Not just bikes: new paper says bike lane design must evolve

Cover of NACTO paper.

The types of wheeled-vehicles used for getting around on our streets these days are very different than they were a decade or so ago. Bike lanes aren’t just used by people on regular bikes anymore: take a look at who’s using Portland’s bike infrastructure and you’ll see all kinds of devices, from Lime e-scooters to large cargo bikes, and even electric one-wheelers.

But as transportation technology has rapidly evolved, bikeway design has largely stayed the same. A new working paper from the National Association of City Transportation Officials (NACTO), Designing for Small Things With Wheels,” offers tips for city planners looking to bring bike infrastructure into the new era of micromobility.

“Rapid growth in cargo bikes and trikes for deliveries and family transportation means that many devices in a bikeway are wider, longer, and have larger turning radii than typical bikes,” the paper states. “E-scooters have smaller wheels than bicycles and handle surfaces, bumps, grates, and gradients differently than devices with larger tires.”

Some people may ask if people riding all these newfangled devices be allowed in the bike lanes at all. Yes, the NACTO paper says: even if an e-bike or scooter can travel faster than a regular one, the person riding it is still vulnerable to car traffic. Design improvements can make it so everyone can travel safely without competing for space.

“In most cases, bike lanes are the best, safest, and most comfortable place for people using the wide array of (often electrified) small things with wheels,” the paper states. “To ensure bikeway design is inclusive of all potential riders — regardless of which wheeled device they ride — designers need to accommodate more people using bikeways with higher speed and size differentials.”

The paper comes up with four key areas where “updated design thinking” is required to accommodate the new breadth of vehicle types: lane width, intersections and driveways, surfaces and gradients, and network legibility.

Lane width

Biking speed varies substantially from person to person, and as electric devices grow in popularity, the range of speeds you might see people using in a bike lane is also expanding. How can we make sure all of those people are able to travel safely?

One key way is to address lane width so people can pass each other comfortably in bike lanes, even if they’re riding bigger devices like cargo trikes.

“Wider bikeways can more comfortably accommodate the increase in passing events and the increase in side-by-side riding that comes with higher bike volumes,” the paper states. “Wider protected bike lanes are especially important for children and caregivers, side-by-side riders, people using adaptive devices, and people moving goods.

The paper provides a step-by-step method for determining necessary lane widths, which differs for one-way and two-way bikeways. Ultimately, these calculations will vary depending on who a planner determines is using the bike lanes, but the paper suggests considering the widest device people will use to determine the passing space width and making sure to consider the different between the marked width of a bikeway on paper and actual bikeable width. (Remember the “shy distance”: the “unrideable surface next to a vertical object” because it’s too close to a wall, curb, gutter, etc.)

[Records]
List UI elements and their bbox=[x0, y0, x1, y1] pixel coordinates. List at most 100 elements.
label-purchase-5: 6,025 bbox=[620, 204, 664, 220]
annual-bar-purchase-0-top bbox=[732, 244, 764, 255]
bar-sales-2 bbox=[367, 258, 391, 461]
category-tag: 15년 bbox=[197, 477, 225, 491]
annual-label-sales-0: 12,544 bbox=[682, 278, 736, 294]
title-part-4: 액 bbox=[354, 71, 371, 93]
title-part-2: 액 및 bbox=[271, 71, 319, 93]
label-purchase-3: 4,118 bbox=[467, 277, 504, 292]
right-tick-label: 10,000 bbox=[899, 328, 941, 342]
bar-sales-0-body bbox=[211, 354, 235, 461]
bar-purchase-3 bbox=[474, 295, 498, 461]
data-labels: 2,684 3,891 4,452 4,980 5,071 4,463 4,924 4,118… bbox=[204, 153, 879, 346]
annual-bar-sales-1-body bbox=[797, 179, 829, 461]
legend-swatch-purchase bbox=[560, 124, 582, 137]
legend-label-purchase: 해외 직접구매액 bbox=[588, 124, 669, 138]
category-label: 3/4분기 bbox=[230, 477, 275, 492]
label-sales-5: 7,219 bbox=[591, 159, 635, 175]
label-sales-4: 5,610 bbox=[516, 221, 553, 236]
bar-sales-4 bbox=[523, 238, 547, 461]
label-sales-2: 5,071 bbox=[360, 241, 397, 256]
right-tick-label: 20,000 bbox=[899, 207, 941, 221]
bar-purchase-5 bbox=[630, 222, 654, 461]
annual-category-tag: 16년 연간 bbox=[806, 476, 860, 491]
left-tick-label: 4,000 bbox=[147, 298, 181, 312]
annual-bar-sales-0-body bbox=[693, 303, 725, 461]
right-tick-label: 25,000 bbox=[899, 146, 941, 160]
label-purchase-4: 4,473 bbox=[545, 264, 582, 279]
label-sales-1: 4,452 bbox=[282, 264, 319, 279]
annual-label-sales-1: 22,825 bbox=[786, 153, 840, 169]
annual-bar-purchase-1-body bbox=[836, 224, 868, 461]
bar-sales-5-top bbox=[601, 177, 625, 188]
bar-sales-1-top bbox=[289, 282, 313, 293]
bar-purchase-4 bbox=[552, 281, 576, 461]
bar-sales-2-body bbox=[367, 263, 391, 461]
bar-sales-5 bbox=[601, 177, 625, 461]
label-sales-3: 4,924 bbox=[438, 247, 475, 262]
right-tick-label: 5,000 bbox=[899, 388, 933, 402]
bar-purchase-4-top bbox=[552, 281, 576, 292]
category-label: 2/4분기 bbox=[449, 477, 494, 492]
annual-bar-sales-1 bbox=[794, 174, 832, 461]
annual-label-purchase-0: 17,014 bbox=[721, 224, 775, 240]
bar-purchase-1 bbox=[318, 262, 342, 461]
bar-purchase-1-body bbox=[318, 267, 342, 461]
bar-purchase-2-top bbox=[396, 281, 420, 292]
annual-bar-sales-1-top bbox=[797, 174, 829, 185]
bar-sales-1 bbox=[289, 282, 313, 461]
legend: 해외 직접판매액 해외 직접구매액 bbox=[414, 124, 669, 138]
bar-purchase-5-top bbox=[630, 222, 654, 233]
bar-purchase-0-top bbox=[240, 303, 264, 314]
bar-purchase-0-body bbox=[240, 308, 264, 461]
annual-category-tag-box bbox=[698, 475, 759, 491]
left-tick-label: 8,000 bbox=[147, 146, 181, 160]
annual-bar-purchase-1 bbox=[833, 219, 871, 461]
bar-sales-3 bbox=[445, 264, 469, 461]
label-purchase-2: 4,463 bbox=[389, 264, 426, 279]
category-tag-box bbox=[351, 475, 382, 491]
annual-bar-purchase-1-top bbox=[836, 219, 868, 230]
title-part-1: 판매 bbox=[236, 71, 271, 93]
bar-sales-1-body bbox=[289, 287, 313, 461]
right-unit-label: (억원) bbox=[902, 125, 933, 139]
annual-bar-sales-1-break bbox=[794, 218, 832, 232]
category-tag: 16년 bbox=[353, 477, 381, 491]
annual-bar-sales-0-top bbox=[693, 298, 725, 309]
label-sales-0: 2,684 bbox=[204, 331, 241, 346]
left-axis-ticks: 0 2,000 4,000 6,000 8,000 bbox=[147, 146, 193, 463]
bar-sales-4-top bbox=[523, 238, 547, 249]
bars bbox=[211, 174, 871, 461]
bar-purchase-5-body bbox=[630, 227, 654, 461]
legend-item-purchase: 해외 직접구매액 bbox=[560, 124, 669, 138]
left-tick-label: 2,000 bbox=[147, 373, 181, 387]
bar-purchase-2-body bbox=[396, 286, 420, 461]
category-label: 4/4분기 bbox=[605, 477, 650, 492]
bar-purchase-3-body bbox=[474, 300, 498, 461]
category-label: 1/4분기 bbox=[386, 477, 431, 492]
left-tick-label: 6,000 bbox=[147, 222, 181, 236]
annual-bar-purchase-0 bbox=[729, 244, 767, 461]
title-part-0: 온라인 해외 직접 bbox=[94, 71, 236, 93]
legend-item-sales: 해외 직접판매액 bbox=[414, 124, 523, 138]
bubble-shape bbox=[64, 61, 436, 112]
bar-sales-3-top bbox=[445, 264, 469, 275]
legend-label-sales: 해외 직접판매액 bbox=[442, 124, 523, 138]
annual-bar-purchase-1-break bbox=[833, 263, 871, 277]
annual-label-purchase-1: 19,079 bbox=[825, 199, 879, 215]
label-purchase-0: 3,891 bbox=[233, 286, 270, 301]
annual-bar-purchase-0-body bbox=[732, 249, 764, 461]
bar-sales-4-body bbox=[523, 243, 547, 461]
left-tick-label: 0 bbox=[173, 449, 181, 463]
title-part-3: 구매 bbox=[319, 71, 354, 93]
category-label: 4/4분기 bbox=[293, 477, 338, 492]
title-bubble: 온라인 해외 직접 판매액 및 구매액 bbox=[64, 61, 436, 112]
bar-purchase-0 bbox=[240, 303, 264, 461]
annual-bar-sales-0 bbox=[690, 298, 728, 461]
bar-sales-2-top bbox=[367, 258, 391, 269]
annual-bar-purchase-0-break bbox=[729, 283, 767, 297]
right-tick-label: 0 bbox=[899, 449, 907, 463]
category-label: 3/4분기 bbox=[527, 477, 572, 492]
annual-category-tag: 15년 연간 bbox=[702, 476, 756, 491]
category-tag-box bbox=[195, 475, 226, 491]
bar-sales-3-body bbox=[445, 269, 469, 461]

*Written problem 1*
In the entries, copy out every line from the very first one down to the first line containing "category-label: 3/4분기 bbox=[230, 477, 275, 492]", keeping both of those lines.
*Written problem 2*
Continue the article on bike lane design for micromobility from the point where it stops.

*Task output 1*
List UI elements and their bbox=[x0, y0, x1, y1] pixel coordinates. List at most 100 elements.
label-purchase-5: 6,025 bbox=[620, 204, 664, 220]
annual-bar-purchase-0-top bbox=[732, 244, 764, 255]
bar-sales-2 bbox=[367, 258, 391, 461]
category-tag: 15년 bbox=[197, 477, 225, 491]
annual-label-sales-0: 12,544 bbox=[682, 278, 736, 294]
title-part-4: 액 bbox=[354, 71, 371, 93]
title-part-2: 액 및 bbox=[271, 71, 319, 93]
label-purchase-3: 4,118 bbox=[467, 277, 504, 292]
right-tick-label: 10,000 bbox=[899, 328, 941, 342]
bar-sales-0-body bbox=[211, 354, 235, 461]
bar-purchase-3 bbox=[474, 295, 498, 461]
data-labels: 2,684 3,891 4,452 4,980 5,071 4,463 4,924 4,118… bbox=[204, 153, 879, 346]
annual-bar-sales-1-body bbox=[797, 179, 829, 461]
legend-swatch-purchase bbox=[560, 124, 582, 137]
legend-label-purchase: 해외 직접구매액 bbox=[588, 124, 669, 138]
category-label: 3/4분기 bbox=[230, 477, 275, 492]

*Task output 2*
Using these guidelines, a one-way bike lane accommodating cargo bikes should be 7.5-8.5 feet wide — doubled for a two-way lane. This is quite a bit wider than some of Portland’s bike lanes, including the two-way bikeway on Naito Parkway, which has seven feet of space in each direction.

If there isn’t enough space along the entire bikeway, NACTO suggests ways to make do: “along all facilities, look for opportunities to provide and designate wider passing areas. Uphill passing opportunities can be especially beneficial along facilities where people use devices with and without electric assistance.”

Intersections and driveways

(Source: NACTO, Don’t Give Up at the Intersection)

Good intersection design is crucial for making sure interactions between people on micromobility devices and people in cars go smoothly. With new sets of wheels in the picture, planners have different considerations to make. The NACTO paper gives three recommendations for designing intersections and driveways, which are to:

  • “Design enough space for people to wait at intersections” to avoid overcrowding and conflict between pedestrians, bikeway users and motor vehicle traffic, and provide an obvious safe place to wait so people don’t “spill into a crosswalk be forced to wait very close to motor vehicle traffic.”
  • “Allow turning maneuvers and lane shifts at appropriate operating speeds” and make sure turning radii at intersections are “maneuverable by all devices operating in the bikeway.”
  • “Ensure visibility of all bikeway users at intersections and driveways,” which varies “based on motor vehicle speed, driver expectations, and bikeway speeds.” People riding faster devices in the bikeways “necessitate longer sight distances so turning drivers can see approaching riders in time to slow, yield, or stop completely.”

Surfaces and gradients

With different sets of wheels come different on-pavement experiences. Things that might be okay to someone riding a regular bike may be insurmountable to someone on a skateboard or scooter with a set of small, dense wheels that don’t absorb shock well. (And honestly, the people on bikes will appreciate smoother surfaces, too.)

“For many riders with small wheels, even slight maneuvers to avoid debris can cause the user to fall, tip over, or lose control of the device. Trash, gravel, snow, ice, and other roadway debris become a major challenge for these smaller-wheeled devices and a considerable nuisance for users with larger wheels,” the paper states.

Some tips for planners: design a “smooth but not slick” surface that has good traction in all weather conditions and consider how to make grade changes more comfortable. (The paper endorses bike-friendly speed bump designs like the ones PBOT is currently seeking feedback about.)

But, as we all know, none of this matters if the roadways aren’t well-maintained. The paper states cities need to “develop proactive maintenance practices to ensure that bikeway surfaces are maintained to a higher degree,” noting that “relatively minor potholes, longitudinal cracks and seams, and other roadway defects can pose a hazard for smaller-wheeled devices.”

Network legibility

The paper references the Better Naito scooter markings as a good example of how bikeway design can show they’re welcoming to a variety of devices. (Photo: Taylor Griggs/BikePortland)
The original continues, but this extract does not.